▶ WORK TO DO:
1. In the plotting lab notebook, what color marks the month with the highest sales on the line plot?
2. Decide whether each statement agrees with the plotting lab notebook. Answer yes or no for each, and quote the words from the notebook that settle it.
(a) The line in the monthly sales plot is drawn in purple.
(b) The bar chart compares sales for five products.
(c) The sales figures appear below each bar.
3. Carry on the plotting lab notebook from its last sentence.

▶ DOCUMENT PASSAGE:
Foundations of Machine Learning Frameworks Lab-2¶

Name: Devanshi Joshi
Id: 8868052

In [3]:
import matplotlib.pyplot as plt
import numpy as np
import seaborn as sns
import plotly.graph_objects as go
import plotly.express as px
import plotly.offline as plotly

plotly.offline.init_notebook_mode()

Line Plot: Monthly Sales Over a Year¶

The code generates a line plot of monthly sales for a year, labeling each month, with data points indicated by markers and values shown. The month with the highest sales is highlighted in red. The generated graph shows monthly sales trends clearly and shows which month has the highest sales volume.

In [4]:
# Defining Sample Data
months = ['Jan', 'Feb', 'Mar', 'Apr', 'May', 'Jun','July','Aug','Sept','Oct','Nov','Dec']
sales = [11000, 13000, 12000, 16000, 15000, 19000, 13000, 14000, 15000, 20000, 11000, 12000]

plt.figure(figsize=(10, 6))  
plt.plot(months, sales, marker='o', linestyle='-', color='purple', linewidth=2, markersize=8, label='Monthly Sales')
plt.title('Monthly Sales Over a Year', fontsize=16)  
plt.xlabel('Month', fontsize=12) 
plt.ylabel('Sales (in $)', fontsize=12) 
plt.grid(True, linestyle='--', alpha=0.7)

# Adding the data points as text labels above markers
for month, sale in zip(months, sales):
    plt.text(month, sale + 200, f'{sale:,}', ha='center', fontsize=10, color='b')

# Customizing the appearance of the markers
plt.scatter(months, sales, color='b', s=80, zorder=3)

# Highlighting the maximum sales point
max_sale_month = months[sales.index(max(sales))]
plt.scatter(max_sale_month, max(sales), color='red', s=100, label=f'Max Sales ({max(sales):,})', zorder=4)


plt.legend(fontsize=12)
plt.tight_layout()  
plt.show()

Bar Chart: Product Sales Comparison¶

The code creates a bar chart to compare sales data for four different products: tablets, laptops, smartphones, and headphones. The actual sales figures are shown above each colored bar that represents the sales value of each product. It offers a crystal-clear visual comparison of these products' sales.

▶ SUPPLIED ENTRIES:
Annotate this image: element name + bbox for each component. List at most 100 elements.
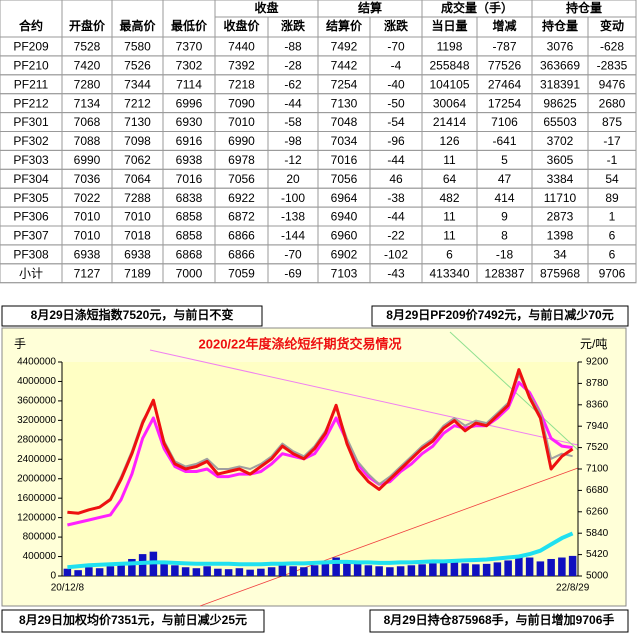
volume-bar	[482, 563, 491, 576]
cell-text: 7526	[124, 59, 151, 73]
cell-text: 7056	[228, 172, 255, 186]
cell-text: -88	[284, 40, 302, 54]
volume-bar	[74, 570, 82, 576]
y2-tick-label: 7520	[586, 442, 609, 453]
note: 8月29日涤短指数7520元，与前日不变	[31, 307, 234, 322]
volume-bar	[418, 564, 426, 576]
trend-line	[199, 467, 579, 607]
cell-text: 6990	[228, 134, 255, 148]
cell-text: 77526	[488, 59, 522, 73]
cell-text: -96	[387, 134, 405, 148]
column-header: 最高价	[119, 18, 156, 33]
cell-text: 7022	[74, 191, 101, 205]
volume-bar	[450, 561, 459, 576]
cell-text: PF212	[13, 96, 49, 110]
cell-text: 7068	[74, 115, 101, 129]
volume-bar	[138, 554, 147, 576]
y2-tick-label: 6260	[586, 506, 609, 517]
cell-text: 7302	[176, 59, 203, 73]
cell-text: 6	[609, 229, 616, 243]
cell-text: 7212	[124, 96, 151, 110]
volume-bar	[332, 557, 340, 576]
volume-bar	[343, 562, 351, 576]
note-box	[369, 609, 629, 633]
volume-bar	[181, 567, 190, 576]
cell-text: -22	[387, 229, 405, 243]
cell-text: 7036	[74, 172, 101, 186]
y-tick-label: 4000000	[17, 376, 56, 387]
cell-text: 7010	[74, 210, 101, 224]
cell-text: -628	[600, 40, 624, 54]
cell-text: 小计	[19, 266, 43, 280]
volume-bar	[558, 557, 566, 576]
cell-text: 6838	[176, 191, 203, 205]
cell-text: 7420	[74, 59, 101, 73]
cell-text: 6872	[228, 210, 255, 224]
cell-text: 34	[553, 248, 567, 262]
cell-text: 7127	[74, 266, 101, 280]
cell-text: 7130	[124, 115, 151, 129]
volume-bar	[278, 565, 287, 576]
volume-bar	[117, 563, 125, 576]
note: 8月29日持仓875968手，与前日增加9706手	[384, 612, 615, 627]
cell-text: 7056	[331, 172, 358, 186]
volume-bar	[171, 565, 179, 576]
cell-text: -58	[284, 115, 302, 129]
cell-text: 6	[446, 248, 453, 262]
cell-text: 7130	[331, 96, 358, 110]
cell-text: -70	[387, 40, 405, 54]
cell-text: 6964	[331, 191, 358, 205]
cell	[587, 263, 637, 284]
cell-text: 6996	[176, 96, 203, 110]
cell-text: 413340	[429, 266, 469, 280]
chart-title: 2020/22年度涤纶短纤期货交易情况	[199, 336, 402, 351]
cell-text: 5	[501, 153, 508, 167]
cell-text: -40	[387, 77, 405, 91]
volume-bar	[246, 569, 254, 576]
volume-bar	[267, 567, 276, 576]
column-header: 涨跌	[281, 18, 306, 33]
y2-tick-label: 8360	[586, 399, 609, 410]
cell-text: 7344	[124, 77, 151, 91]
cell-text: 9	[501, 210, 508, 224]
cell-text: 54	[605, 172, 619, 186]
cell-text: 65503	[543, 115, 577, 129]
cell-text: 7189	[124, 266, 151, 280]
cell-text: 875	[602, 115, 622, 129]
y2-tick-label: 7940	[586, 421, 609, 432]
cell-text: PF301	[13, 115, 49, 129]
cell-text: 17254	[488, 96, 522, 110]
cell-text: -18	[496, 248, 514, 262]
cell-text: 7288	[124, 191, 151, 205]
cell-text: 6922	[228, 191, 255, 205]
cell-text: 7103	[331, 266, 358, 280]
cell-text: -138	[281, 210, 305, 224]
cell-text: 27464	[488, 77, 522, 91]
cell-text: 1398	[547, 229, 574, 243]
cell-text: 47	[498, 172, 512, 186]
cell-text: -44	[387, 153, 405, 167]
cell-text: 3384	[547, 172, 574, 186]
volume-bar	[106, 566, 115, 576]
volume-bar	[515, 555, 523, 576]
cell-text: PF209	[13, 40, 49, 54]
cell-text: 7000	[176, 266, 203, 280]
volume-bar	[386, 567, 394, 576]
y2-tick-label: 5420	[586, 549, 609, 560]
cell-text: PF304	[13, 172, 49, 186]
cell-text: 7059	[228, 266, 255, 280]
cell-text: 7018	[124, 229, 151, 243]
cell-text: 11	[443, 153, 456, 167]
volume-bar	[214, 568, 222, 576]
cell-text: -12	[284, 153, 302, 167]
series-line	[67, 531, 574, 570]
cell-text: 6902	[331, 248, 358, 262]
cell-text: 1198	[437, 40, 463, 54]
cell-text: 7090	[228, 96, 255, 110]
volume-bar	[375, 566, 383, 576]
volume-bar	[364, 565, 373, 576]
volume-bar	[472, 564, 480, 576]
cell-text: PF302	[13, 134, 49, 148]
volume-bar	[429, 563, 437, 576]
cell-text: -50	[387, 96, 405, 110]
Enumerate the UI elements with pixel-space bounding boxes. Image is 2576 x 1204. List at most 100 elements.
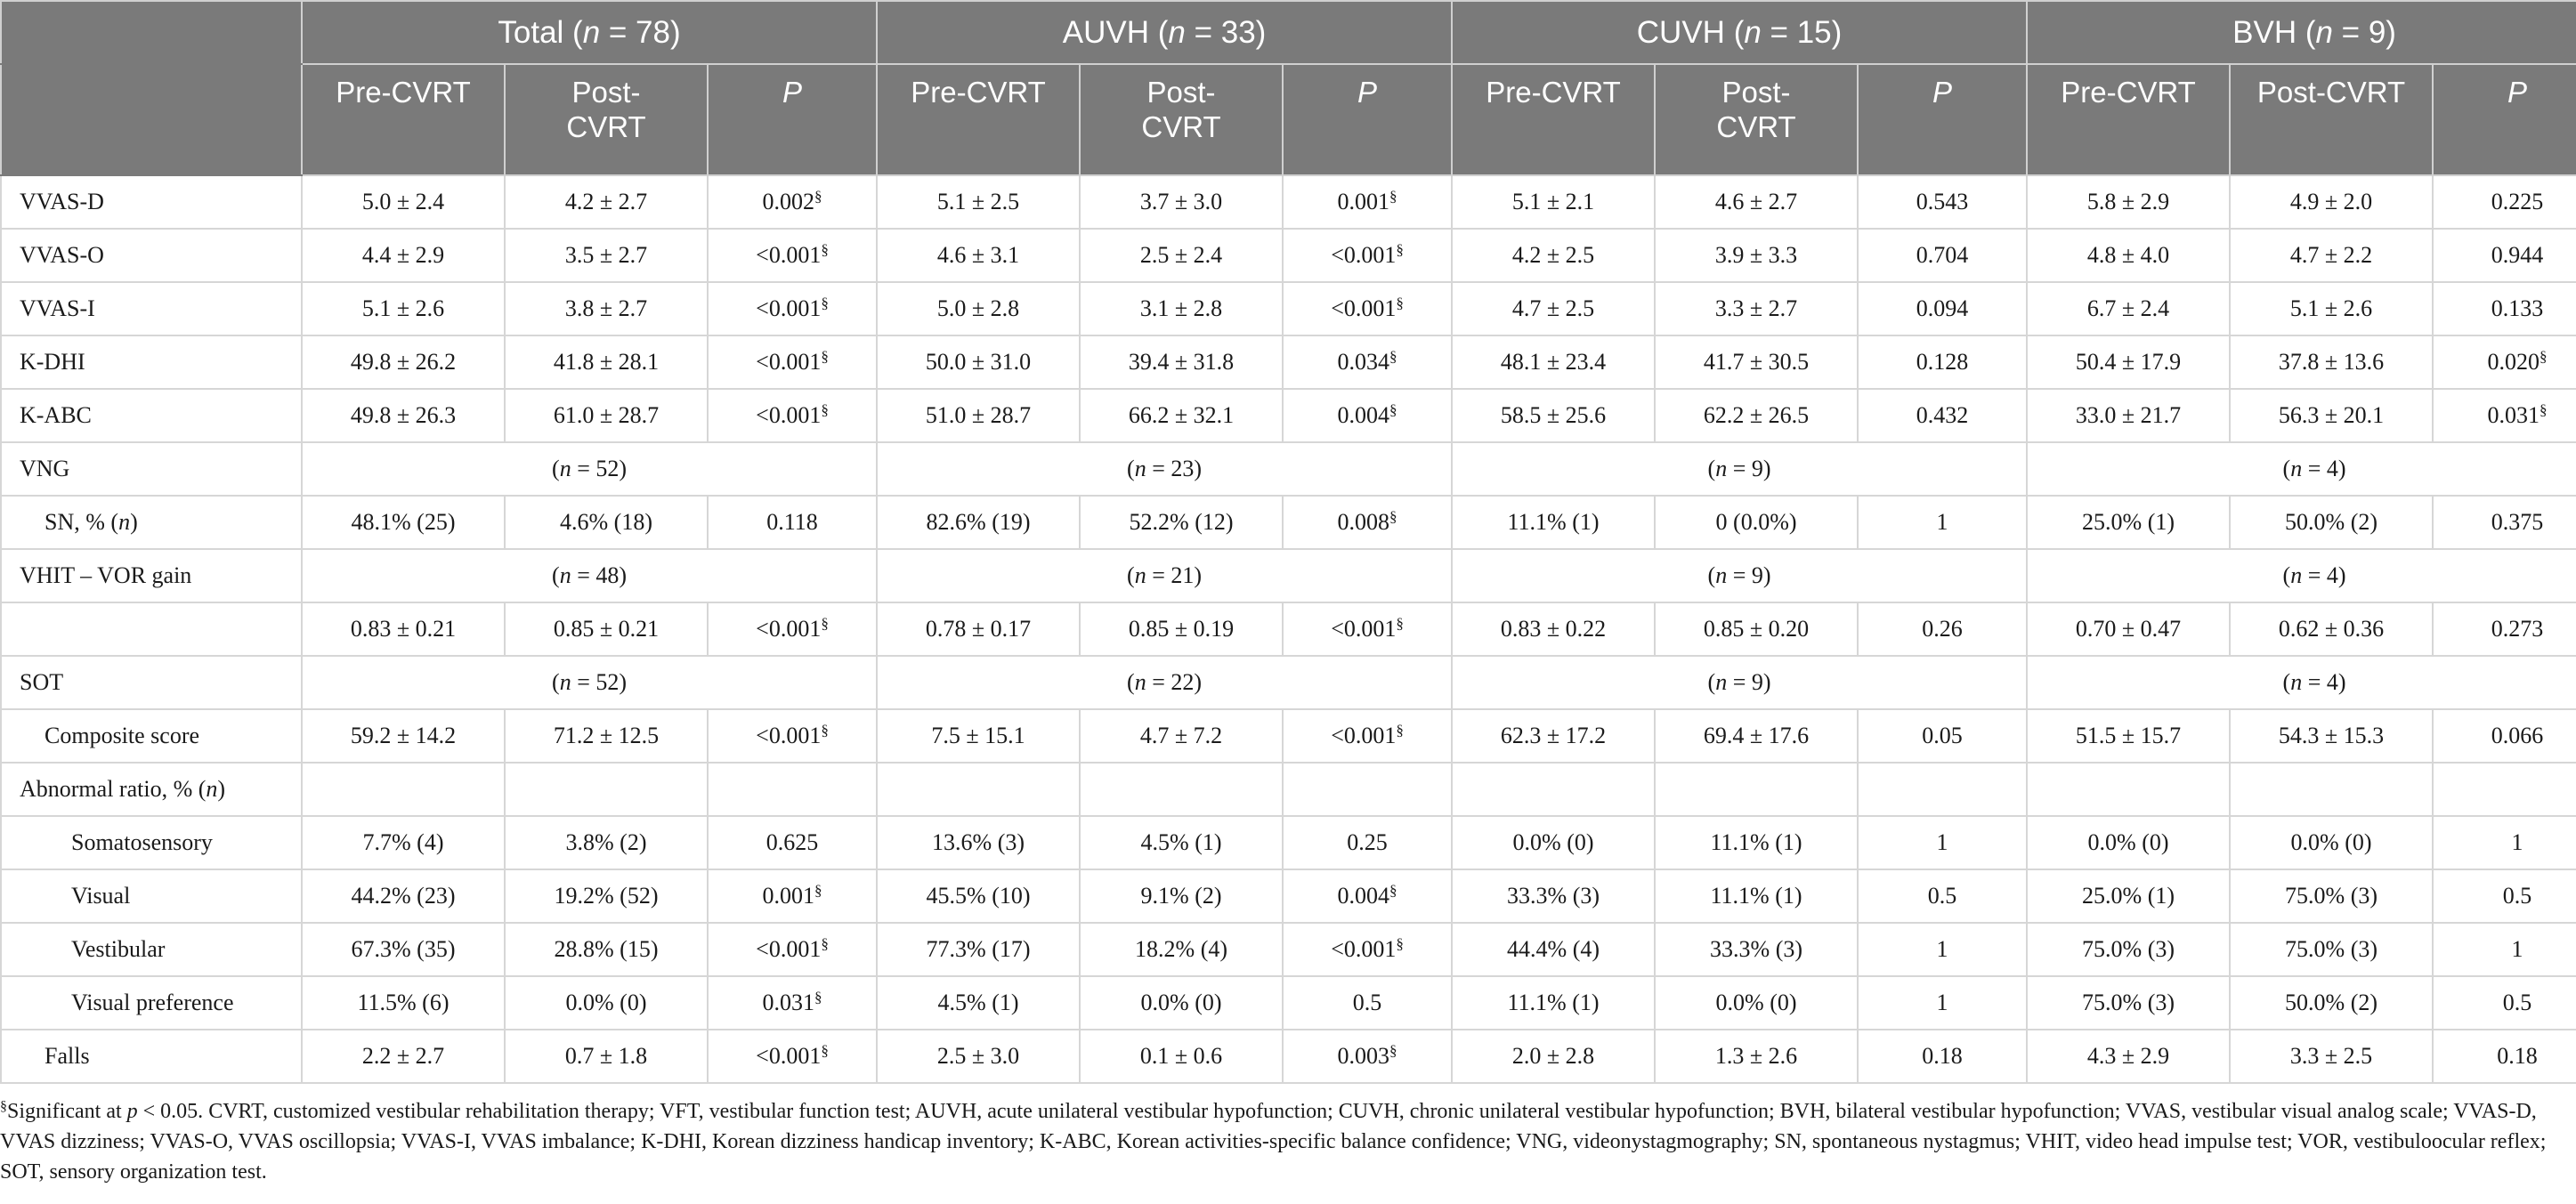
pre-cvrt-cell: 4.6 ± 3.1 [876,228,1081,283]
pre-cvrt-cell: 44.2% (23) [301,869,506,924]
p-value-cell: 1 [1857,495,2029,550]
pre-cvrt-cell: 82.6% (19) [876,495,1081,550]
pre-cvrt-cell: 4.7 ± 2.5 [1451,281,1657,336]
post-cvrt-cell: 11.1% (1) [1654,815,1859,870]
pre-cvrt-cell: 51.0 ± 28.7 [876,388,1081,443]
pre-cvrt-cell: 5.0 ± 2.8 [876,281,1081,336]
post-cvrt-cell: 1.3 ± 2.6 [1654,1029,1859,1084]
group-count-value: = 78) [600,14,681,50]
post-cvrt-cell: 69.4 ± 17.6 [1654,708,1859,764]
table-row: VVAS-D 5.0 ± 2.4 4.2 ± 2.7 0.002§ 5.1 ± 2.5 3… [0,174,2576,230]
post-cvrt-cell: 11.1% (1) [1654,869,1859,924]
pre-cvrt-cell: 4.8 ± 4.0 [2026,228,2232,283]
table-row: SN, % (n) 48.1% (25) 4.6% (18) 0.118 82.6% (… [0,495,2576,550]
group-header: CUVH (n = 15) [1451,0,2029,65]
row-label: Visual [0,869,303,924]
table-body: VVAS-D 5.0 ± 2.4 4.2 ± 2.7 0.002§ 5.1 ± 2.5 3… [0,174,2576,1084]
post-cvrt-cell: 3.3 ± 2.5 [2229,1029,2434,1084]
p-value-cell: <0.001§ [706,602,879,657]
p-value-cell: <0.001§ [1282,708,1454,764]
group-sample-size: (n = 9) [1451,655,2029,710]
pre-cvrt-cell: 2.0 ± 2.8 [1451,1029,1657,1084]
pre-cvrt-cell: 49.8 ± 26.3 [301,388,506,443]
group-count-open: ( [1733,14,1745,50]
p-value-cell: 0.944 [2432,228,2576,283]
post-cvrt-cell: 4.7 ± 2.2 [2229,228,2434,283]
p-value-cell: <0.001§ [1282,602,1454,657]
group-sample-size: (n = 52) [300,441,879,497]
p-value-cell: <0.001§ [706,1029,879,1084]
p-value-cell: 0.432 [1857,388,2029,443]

▶ TASK-BY-TASK OUTPUTS:
1. Red.

2.
(a) Yes: "color='purple'"
(b) No: "four different products"
(c) No: "shown above each colored bar"

3.
In [5]:
# Defining Sample Data
products = ['Smartphone', 'Laptop', 'Headphones', 'Tablet']
sales = [25000, 30000, 22000, 28000]

plt.figure(figsize=(8, 6)) 
bars = plt.bar(products, sales, color='m')

# Adding the data labels on top of the bars
for bar, sale in zip(bars, sales):
    plt.text(bar.get_x() + bar.get_width() / 2 - 0.15, bar.get_height() + 500, str(sale), fontsize=12, color='black')

plt.title('Product Sales Comparison')
plt.xlabel('Products')
plt.ylabel('Sales (in $)')
plt.ylim(0, 35000)
plt.xticks(rotation=45, ha='right')  
plt.grid(axis='y', linestyle='--', alpha=0.7)

plt.tight_layout() 
plt.show()

Histogram: Age Distribution¶

The code generates a random sample of age data, imitating a distribution with a mean of 30 and a standard deviation of 5. For the purpose of displaying the age distribution, it generates a histogram with 20 bins and colors it purple. The average age is represented as a vertical dashed line, along with one standard deviation above and below the average (in green) and the mean age (in red).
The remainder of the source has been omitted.